┌─ Record list
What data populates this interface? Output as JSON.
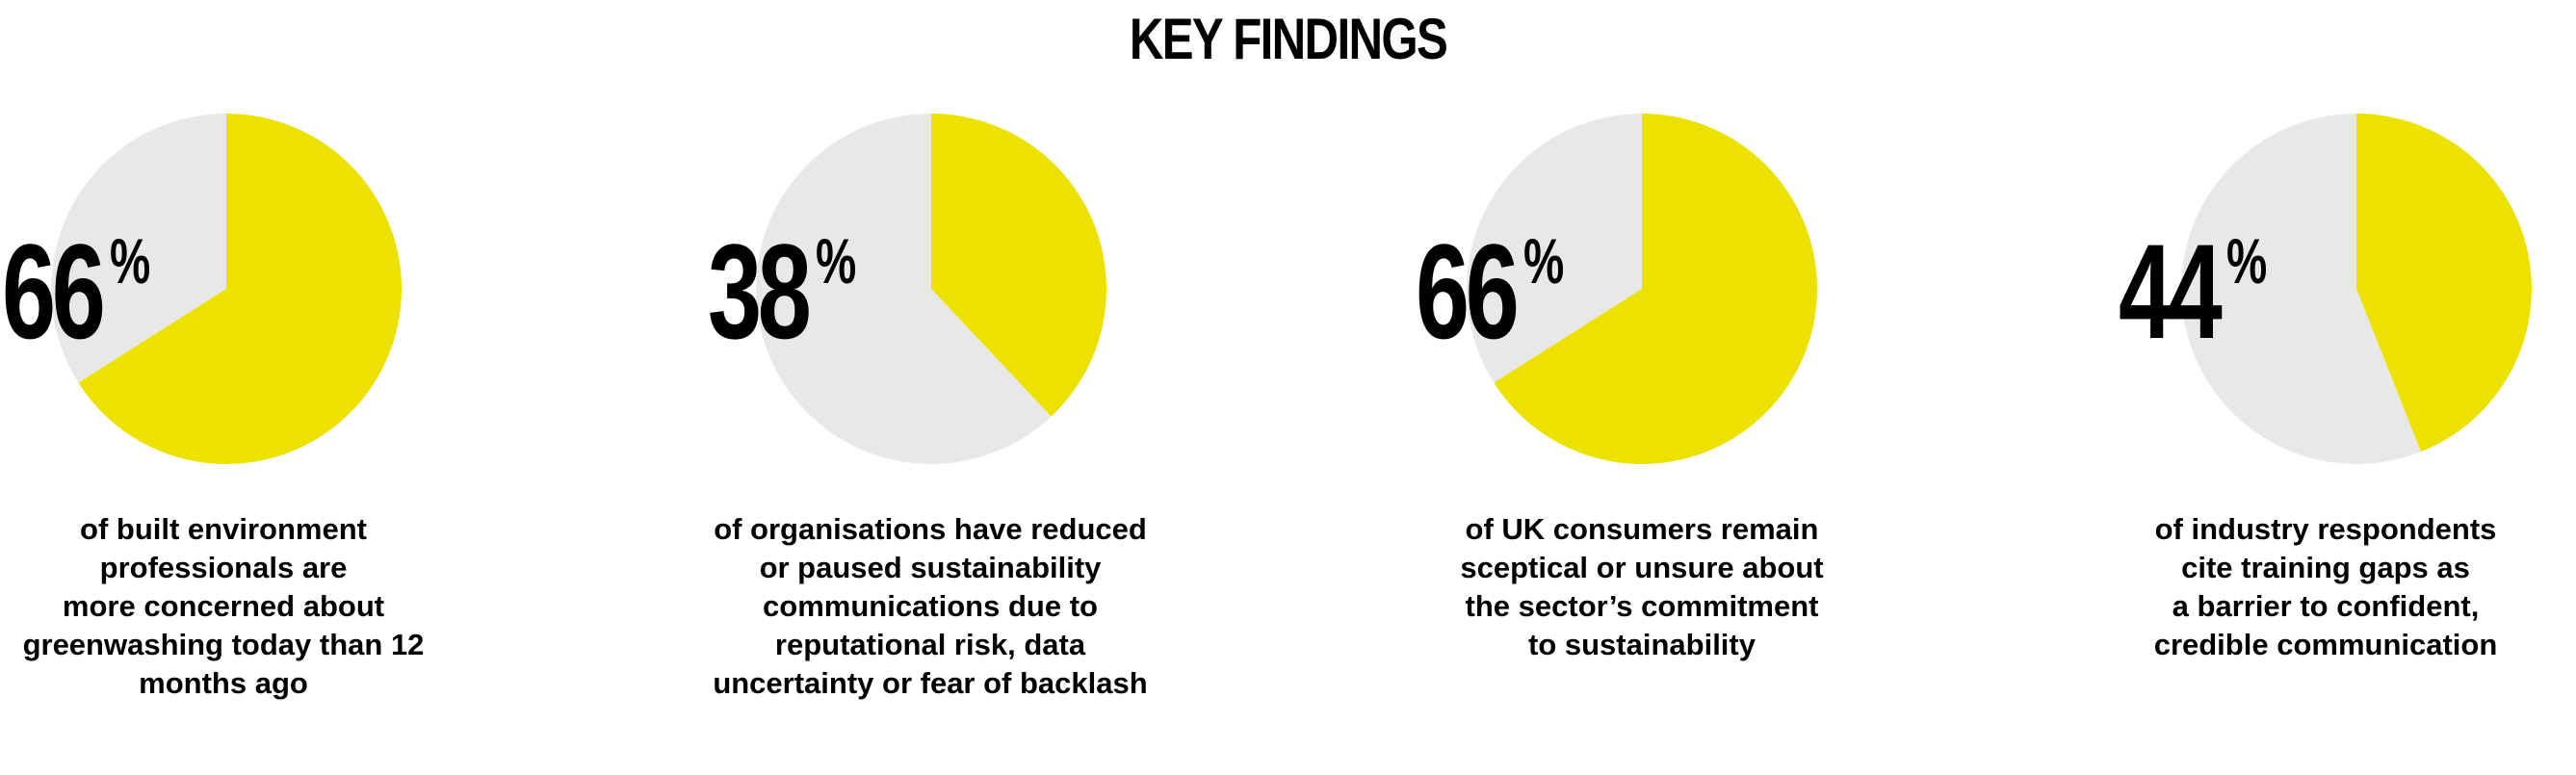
{
  "header": {
    "title": "KEY FINDINGS"
  },
  "colors": {
    "highlight": "#ede100",
    "remainder": "#e8e8e8",
    "text": "#000000",
    "background": "#ffffff"
  },
  "findings": [
    {
      "value": "66",
      "unit": "%",
      "caption_lines": [
        "of built environment",
        "professionals are",
        "more concerned about",
        "greenwashing today than 12",
        "months ago"
      ]
    },
    {
      "value": "38",
      "unit": "%",
      "caption_lines": [
        "of organisations have reduced",
        "or paused sustainability",
        "communications due to",
        "reputational risk, data",
        "uncertainty or fear of backlash"
      ]
    },
    {
      "value": "66",
      "unit": "%",
      "caption_lines": [
        "of UK consumers remain",
        "sceptical or unsure about",
        "the sector’s commitment",
        "to sustainability"
      ]
    },
    {
      "value": "44",
      "unit": "%",
      "caption_lines": [
        "of industry respondents",
        "cite training gaps as",
        "a barrier to confident,",
        "credible communication"
      ]
    }
  ],
  "chart_data": [
    {
      "type": "pie",
      "slices": [
        {
          "value": 66,
          "color": "#ede100"
        },
        {
          "value": 34,
          "color": "#e8e8e8"
        }
      ]
    },
    {
      "type": "pie",
      "slices": [
        {
          "value": 38,
          "color": "#ede100"
        },
        {
          "value": 62,
          "color": "#e8e8e8"
        }
      ]
    },
    {
      "type": "pie",
      "slices": [
        {
          "value": 66,
          "color": "#ede100"
        },
        {
          "value": 34,
          "color": "#e8e8e8"
        }
      ]
    },
    {
      "type": "pie",
      "slices": [
        {
          "value": 44,
          "color": "#ede100"
        },
        {
          "value": 56,
          "color": "#e8e8e8"
        }
      ]
    }
  ]
}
└─
• _Exercise instructions_: Only a number is wanted: how many lines contain the word "about"?

• _Exercise output_: 2